═══ Exercise material ═══

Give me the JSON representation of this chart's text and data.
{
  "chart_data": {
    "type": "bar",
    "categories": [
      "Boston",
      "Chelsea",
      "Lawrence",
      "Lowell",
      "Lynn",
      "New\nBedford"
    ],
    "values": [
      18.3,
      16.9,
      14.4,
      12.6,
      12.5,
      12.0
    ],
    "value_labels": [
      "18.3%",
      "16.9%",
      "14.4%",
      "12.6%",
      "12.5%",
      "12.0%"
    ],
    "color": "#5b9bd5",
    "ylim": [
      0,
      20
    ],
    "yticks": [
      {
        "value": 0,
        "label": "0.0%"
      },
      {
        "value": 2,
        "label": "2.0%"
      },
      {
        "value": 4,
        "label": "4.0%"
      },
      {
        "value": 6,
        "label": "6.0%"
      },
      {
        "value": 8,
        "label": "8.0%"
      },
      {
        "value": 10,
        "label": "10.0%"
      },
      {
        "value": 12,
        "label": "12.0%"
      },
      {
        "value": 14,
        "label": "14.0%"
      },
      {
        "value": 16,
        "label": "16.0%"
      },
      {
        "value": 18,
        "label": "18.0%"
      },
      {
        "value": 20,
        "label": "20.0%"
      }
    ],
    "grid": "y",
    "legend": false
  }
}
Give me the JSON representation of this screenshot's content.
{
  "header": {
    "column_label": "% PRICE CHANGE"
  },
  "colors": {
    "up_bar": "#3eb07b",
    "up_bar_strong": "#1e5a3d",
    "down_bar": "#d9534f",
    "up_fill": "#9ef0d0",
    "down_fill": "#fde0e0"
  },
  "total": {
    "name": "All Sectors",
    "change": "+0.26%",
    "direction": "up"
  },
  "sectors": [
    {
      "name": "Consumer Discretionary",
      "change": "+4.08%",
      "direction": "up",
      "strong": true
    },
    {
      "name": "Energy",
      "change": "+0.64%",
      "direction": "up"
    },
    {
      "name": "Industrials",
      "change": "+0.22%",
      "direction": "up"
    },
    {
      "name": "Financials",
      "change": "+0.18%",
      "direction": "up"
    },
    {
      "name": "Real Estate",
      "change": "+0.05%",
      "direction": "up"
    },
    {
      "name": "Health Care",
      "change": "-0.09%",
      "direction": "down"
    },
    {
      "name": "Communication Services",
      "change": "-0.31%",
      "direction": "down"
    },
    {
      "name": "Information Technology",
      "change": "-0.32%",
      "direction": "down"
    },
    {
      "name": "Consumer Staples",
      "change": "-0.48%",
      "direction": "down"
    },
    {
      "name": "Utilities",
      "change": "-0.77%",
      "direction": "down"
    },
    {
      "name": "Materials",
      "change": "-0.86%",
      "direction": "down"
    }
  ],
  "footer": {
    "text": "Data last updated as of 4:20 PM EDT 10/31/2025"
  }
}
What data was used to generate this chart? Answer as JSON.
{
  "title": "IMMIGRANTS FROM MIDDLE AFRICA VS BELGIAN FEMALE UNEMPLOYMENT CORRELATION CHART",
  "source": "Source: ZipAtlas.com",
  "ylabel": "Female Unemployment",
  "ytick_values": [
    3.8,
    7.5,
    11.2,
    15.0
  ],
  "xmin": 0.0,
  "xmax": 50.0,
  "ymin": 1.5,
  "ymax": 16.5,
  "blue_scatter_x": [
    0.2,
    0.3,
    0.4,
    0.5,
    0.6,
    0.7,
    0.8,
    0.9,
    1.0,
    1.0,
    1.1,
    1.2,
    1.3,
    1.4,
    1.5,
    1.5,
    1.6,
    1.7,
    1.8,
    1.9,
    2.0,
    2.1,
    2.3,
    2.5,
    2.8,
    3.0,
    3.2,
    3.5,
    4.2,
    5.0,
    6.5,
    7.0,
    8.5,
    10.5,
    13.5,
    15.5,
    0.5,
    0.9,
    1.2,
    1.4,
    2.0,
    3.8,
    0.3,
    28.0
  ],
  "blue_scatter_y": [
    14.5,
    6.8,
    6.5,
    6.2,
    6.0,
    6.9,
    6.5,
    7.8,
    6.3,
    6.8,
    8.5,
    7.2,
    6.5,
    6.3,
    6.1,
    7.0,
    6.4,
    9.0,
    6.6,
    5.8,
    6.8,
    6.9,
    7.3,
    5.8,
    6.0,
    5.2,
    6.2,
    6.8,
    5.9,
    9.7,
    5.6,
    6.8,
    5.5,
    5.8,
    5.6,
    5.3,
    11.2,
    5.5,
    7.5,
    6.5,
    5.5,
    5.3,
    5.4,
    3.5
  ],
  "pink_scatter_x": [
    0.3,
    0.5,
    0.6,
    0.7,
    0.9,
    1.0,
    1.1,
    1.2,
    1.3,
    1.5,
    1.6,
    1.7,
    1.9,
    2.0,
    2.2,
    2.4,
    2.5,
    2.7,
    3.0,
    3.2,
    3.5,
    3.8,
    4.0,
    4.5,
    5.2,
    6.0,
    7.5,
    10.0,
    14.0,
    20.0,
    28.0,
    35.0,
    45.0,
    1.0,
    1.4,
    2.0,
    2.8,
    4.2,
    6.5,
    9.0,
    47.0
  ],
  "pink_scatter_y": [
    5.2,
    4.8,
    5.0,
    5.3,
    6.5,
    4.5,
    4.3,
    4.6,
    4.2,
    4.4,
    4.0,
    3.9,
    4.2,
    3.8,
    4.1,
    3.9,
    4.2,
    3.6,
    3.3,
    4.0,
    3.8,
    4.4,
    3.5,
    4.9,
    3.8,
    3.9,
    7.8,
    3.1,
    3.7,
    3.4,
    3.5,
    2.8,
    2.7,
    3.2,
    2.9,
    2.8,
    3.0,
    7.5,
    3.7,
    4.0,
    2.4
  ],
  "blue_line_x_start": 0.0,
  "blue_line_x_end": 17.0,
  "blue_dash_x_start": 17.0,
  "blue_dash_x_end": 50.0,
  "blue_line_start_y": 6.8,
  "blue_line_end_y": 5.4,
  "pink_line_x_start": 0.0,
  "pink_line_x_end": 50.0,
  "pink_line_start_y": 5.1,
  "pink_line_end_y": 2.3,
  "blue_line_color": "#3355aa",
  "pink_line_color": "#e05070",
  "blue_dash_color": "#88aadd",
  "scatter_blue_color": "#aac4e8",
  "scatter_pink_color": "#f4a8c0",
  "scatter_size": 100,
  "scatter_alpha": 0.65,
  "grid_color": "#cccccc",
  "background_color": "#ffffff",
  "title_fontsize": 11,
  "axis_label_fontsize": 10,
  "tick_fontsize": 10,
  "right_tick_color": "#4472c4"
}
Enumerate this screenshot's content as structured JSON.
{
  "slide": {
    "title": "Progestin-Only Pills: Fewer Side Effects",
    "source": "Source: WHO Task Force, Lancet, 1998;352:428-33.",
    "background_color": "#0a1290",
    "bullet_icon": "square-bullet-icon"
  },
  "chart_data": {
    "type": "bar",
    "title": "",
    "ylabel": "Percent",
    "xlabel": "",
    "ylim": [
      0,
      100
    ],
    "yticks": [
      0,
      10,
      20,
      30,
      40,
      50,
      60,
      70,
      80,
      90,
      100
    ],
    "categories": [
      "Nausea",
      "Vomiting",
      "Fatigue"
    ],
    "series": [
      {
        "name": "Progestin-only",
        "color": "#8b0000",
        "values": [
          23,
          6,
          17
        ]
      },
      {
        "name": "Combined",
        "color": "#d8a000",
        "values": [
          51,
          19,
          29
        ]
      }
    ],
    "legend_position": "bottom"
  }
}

═══

> Written instruction: Collect, from the material above, every line containing the word "ylabel".

> Response for this exercise:
  "ylabel": "Female Unemployment",
    "ylabel": "Percent",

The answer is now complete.